** Aim **
Report only the number of lines holding "Generation".

--- Start of Data shown ---

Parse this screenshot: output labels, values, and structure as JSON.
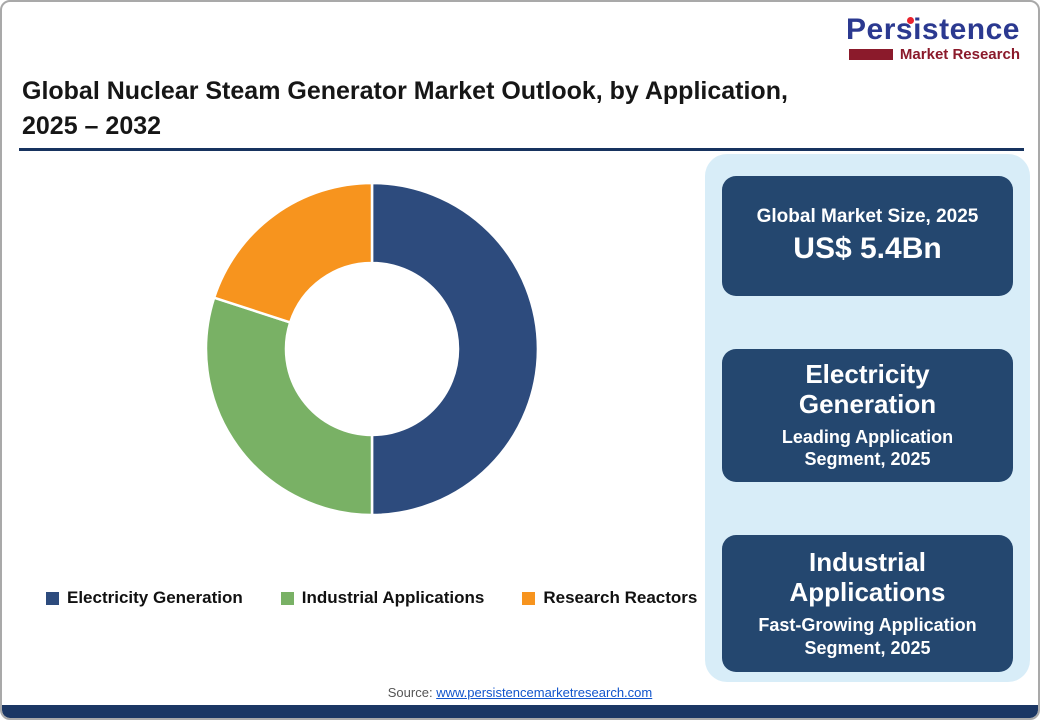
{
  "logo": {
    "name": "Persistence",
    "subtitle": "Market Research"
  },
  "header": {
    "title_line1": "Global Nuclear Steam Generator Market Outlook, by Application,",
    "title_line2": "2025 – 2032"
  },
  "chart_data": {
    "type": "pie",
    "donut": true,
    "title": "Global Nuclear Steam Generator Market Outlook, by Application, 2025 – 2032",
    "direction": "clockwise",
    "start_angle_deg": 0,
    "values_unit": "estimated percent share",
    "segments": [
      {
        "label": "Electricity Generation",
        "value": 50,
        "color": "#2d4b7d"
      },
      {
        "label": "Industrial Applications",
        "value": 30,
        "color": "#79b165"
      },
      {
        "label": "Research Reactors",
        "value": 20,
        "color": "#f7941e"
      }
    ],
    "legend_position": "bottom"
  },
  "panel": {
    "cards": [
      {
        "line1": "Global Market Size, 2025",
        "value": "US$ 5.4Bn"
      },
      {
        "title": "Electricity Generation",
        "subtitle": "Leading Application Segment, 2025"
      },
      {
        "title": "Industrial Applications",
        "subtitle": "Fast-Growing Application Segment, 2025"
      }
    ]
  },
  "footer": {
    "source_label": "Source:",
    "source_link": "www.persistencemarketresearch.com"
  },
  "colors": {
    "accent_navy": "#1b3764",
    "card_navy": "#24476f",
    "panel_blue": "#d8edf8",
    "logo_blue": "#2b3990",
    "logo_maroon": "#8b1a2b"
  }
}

--- End of Data shown ---

** Written reply **
2